Stored data entries
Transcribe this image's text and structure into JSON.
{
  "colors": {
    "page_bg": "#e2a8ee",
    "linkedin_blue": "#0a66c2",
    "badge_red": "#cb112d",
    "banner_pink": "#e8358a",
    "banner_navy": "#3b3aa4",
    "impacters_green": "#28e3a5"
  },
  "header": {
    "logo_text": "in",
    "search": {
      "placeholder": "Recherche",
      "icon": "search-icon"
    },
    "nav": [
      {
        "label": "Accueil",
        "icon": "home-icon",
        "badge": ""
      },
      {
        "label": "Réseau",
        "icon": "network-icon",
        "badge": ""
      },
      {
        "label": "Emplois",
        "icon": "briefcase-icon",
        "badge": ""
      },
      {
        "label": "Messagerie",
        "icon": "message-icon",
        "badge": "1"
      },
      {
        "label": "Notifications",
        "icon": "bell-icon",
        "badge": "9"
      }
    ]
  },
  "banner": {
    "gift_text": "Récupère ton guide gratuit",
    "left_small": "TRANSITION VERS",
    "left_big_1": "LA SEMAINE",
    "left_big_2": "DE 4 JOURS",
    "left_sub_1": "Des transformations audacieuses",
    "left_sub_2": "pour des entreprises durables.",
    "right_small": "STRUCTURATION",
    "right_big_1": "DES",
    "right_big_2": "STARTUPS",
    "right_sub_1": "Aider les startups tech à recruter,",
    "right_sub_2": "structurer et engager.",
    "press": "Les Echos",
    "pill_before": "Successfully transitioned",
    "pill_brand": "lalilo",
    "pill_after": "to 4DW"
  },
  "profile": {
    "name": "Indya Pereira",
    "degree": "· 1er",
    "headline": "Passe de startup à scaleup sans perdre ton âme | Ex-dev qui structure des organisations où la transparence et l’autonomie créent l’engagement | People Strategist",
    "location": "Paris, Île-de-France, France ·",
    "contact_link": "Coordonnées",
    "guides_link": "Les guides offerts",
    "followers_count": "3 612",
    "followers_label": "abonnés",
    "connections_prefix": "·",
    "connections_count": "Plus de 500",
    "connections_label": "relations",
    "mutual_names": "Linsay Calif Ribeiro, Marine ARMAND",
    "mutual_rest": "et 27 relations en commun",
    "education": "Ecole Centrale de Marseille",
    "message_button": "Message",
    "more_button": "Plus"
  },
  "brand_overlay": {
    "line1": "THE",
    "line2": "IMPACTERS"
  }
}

> _Aim of the task_: Output the lines above verbatim and in full.

> _Final answer_:
Transcribe this image's text and structure into JSON.
{
  "colors": {
    "page_bg": "#e2a8ee",
    "linkedin_blue": "#0a66c2",
    "badge_red": "#cb112d",
    "banner_pink": "#e8358a",
    "banner_navy": "#3b3aa4",
    "impacters_green": "#28e3a5"
  },
  "header": {
    "logo_text": "in",
    "search": {
      "placeholder": "Recherche",
      "icon": "search-icon"
    },
    "nav": [
      {
        "label": "Accueil",
        "icon": "home-icon",
        "badge": ""
      },
      {
        "label": "Réseau",
        "icon": "network-icon",
        "badge": ""
      },
      {
        "label": "Emplois",
        "icon": "briefcase-icon",
        "badge": ""
      },
      {
        "label": "Messagerie",
        "icon": "message-icon",
        "badge": "1"
      },
      {
        "label": "Notifications",
        "icon": "bell-icon",
        "badge": "9"
      }
    ]
  },
  "banner": {
    "gift_text": "Récupère ton guide gratuit",
    "left_small": "TRANSITION VERS",
    "left_big_1": "LA SEMAINE",
    "left_big_2": "DE 4 JOURS",
    "left_sub_1": "Des transformations audacieuses",
    "left_sub_2": "pour des entreprises durables.",
    "right_small": "STRUCTURATION",
    "right_big_1": "DES",
    "right_big_2": "STARTUPS",
    "right_sub_1": "Aider les startups tech à recruter,",
    "right_sub_2": "structurer et engager.",
    "press": "Les Echos",
    "pill_before": "Successfully transitioned",
    "pill_brand": "lalilo",
    "pill_after": "to 4DW"
  },
  "profile": {
    "name": "Indya Pereira",
    "degree": "· 1er",
    "headline": "Passe de startup à scaleup sans perdre ton âme | Ex-dev qui structure des organisations où la transparence et l’autonomie créent l’engagement | People Strategist",
    "location": "Paris, Île-de-France, France ·",
    "contact_link": "Coordonnées",
    "guides_link": "Les guides offerts",
    "followers_count": "3 612",
    "followers_label": "abonnés",
    "connections_prefix": "·",
    "connections_count": "Plus de 500",
    "connections_label": "relations",
    "mutual_names": "Linsay Calif Ribeiro, Marine ARMAND",
    "mutual_rest": "et 27 relations en commun",
    "education": "Ecole Centrale de Marseille",
    "message_button": "Message",
    "more_button": "Plus"
  },
  "brand_overlay": {
    "line1": "THE",
    "line2": "IMPACTERS"
  }
}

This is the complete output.